◆ **PROBLEM DESCRIPTION**: Transcribe the lines below verbatim, skipping the images.

◆ **RECORDS FOR THE EXERCISE**:
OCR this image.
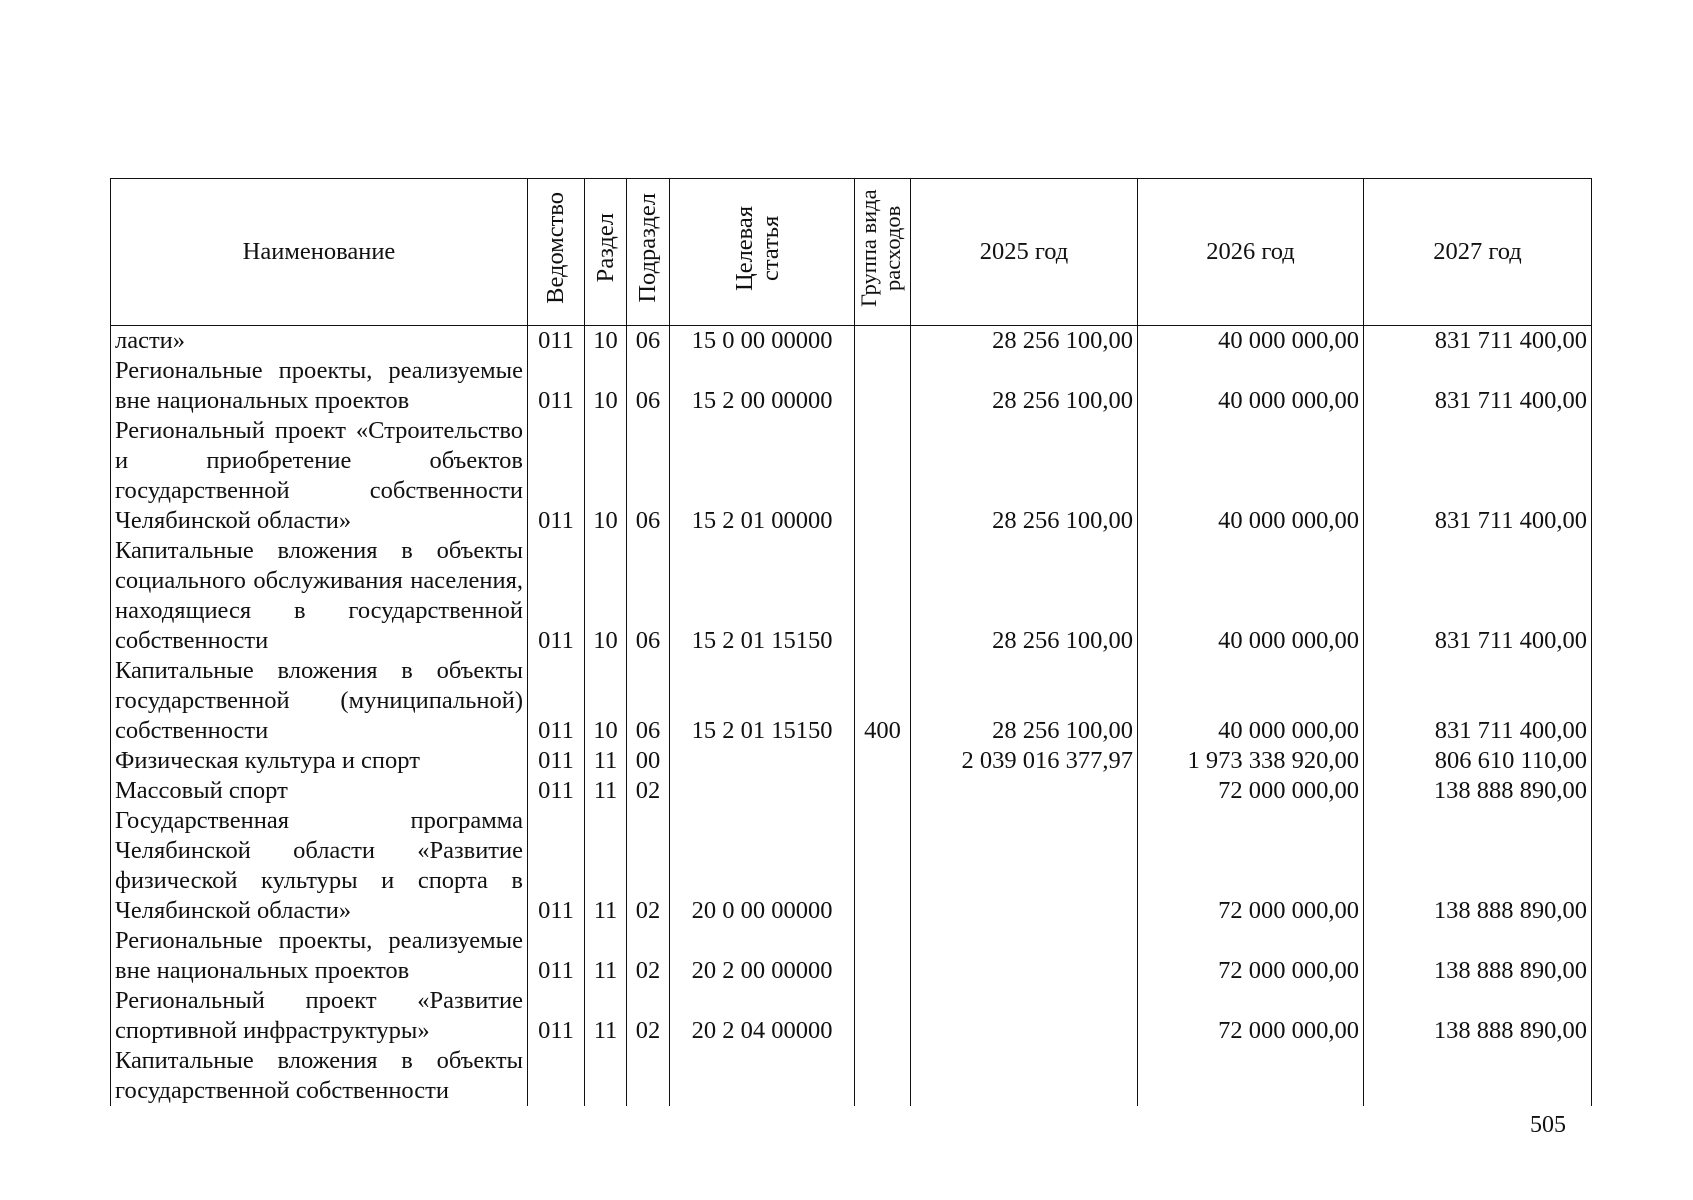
Наименование	Ведомство	Раздел	Подраздел	Целевая статья	Группа вида расходов	2025 год	2026 год	2027 год
ласти»	011	10	06	15 0 00 00000		28 256 100,00	40 000 000,00	831 711 400,00
Региональные проекты, реализуемые вне национальных проектов	011	10	06	15 2 00 00000		28 256 100,00	40 000 000,00	831 711 400,00
Региональный проект «Строительство и приобретение объектов государственной собственности Челябинской области»	011	10	06	15 2 01 00000		28 256 100,00	40 000 000,00	831 711 400,00
Капитальные вложения в объекты социального обслуживания населения, находящиеся в государственной собственности	011	10	06	15 2 01 15150		28 256 100,00	40 000 000,00	831 711 400,00
Капитальные вложения в объекты государственной (муниципальной) собственности	011	10	06	15 2 01 15150	400	28 256 100,00	40 000 000,00	831 711 400,00
Физическая культура и спорт	011	11	00			2 039 016 377,97	1 973 338 920,00	806 610 110,00
Массовый спорт	011	11	02				72 000 000,00	138 888 890,00
Государственная программа Челябинской области «Развитие физической культуры и спорта в Челябинской области»	011	11	02	20 0 00 00000			72 000 000,00	138 888 890,00
Региональные проекты, реализуемые вне национальных проектов	011	11	02	20 2 00 00000			72 000 000,00	138 888 890,00
Региональный проект «Развитие спортивной инфраструктуры»	011	11	02	20 2 04 00000			72 000 000,00	138 888 890,00
Капитальные вложения в объекты государственной собственности								
505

◆ **EXERCISE RESPONSE**:
OCR this image.
Наименование	Ведомство	Раздел	Подраздел	Целевая статья	Группа вида расходов	2025 год	2026 год	2027 год
ласти»	011	10	06	15 0 00 00000		28 256 100,00	40 000 000,00	831 711 400,00
Региональные проекты, реализуемые вне национальных проектов	011	10	06	15 2 00 00000		28 256 100,00	40 000 000,00	831 711 400,00
Региональный проект «Строительство и приобретение объектов государственной собственности Челябинской области»	011	10	06	15 2 01 00000		28 256 100,00	40 000 000,00	831 711 400,00
Капитальные вложения в объекты социального обслуживания населения, находящиеся в государственной собственности	011	10	06	15 2 01 15150		28 256 100,00	40 000 000,00	831 711 400,00
Капитальные вложения в объекты государственной (муниципальной) собственности	011	10	06	15 2 01 15150	400	28 256 100,00	40 000 000,00	831 711 400,00
Физическая культура и спорт	011	11	00			2 039 016 377,97	1 973 338 920,00	806 610 110,00
Массовый спорт	011	11	02				72 000 000,00	138 888 890,00
Государственная программа Челябинской области «Развитие физической культуры и спорта в Челябинской области»	011	11	02	20 0 00 00000			72 000 000,00	138 888 890,00
Региональные проекты, реализуемые вне национальных проектов	011	11	02	20 2 00 00000			72 000 000,00	138 888 890,00
Региональный проект «Развитие спортивной инфраструктуры»	011	11	02	20 2 04 00000			72 000 000,00	138 888 890,00
Капитальные вложения в объекты государственной собственности								
505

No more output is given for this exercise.